## [Passage shown]
━━━

"Bubblebath" is the debut extended play (EP) by That Poppy (who now goes by the name Poppy). The EP was released on February 12th, 2016 and has currently sold around 20,000 copies.

Background and Conception

"Bubblebath" came into existence largely due to the success of the first single, "Lowlife". Poppy and Titanic Sinclair initially signed to Island Records and Geffen Records to collaborate together on the extended play. In Poppy's YouTube video "Ask Poppy A Question", Poppy states that she named the EP "Bubblebath" because "the world is very dirty and could benefit from a bubblebath."

The iTunes Store describes the EP as "Having burst from YouTube into the music world, the smart-mouthed singer That Poppy’s first EP shows off her winking sense of humour and wide-ranging pop savvy. "Lowlife" is a reggae-tinged toast raised from the gutter; "Money" takes aim at consumerism over deceptively glossy beats. The charging "Altar" pairs Poppy’s attempts to stop a wedding with propulsive dance pop, while "American Kids" sticks up for much-maligned millennials over a sumptuous beat. Confident and catchy, this debut is full of sardonic lyrics and pop promise.".

━━━

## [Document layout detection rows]
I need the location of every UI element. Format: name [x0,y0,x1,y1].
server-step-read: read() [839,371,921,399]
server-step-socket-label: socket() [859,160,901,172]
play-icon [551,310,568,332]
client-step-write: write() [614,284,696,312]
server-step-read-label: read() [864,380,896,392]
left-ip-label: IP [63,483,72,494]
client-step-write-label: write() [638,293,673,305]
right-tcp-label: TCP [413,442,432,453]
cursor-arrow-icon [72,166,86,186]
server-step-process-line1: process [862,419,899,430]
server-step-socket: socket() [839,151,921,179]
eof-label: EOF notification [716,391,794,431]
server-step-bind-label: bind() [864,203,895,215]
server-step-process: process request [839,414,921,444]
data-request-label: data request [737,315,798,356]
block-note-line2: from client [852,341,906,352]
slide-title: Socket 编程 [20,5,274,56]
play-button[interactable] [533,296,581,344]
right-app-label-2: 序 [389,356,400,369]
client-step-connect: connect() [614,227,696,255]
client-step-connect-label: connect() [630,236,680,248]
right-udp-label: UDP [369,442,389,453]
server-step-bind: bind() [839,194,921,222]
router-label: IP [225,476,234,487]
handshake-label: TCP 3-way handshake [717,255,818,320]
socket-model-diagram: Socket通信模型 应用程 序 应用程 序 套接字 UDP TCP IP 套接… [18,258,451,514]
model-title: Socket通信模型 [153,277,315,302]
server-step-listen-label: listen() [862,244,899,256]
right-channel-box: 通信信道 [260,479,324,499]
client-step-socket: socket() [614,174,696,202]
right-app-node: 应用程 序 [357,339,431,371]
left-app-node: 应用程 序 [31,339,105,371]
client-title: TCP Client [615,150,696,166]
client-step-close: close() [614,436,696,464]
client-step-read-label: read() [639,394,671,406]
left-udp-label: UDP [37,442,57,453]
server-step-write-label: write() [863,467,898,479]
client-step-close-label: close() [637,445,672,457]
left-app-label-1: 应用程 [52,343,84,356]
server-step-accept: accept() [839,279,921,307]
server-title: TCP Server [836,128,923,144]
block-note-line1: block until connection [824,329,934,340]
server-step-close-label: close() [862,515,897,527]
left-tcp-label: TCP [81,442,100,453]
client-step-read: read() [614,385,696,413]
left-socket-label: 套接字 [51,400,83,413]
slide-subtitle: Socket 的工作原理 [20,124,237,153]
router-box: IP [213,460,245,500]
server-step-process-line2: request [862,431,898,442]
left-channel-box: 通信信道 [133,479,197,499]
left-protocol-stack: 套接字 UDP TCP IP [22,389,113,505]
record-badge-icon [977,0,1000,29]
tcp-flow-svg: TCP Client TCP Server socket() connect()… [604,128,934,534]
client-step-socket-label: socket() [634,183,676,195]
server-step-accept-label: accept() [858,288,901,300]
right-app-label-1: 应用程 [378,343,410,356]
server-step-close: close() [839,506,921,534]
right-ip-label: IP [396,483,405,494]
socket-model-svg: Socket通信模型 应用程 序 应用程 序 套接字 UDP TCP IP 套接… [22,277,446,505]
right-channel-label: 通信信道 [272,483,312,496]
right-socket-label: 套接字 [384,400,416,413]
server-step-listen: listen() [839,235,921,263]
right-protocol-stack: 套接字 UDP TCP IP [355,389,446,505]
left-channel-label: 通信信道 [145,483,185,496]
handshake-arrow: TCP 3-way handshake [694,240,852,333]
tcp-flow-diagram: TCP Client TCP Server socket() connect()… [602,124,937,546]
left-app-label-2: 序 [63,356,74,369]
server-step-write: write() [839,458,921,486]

━━━

According to the passage about the EP, why did Poppy name it "Bubblebath"? Answer using only the passage about the EP.

She named it "Bubblebath" because "the world is very dirty and could benefit from a bubblebath."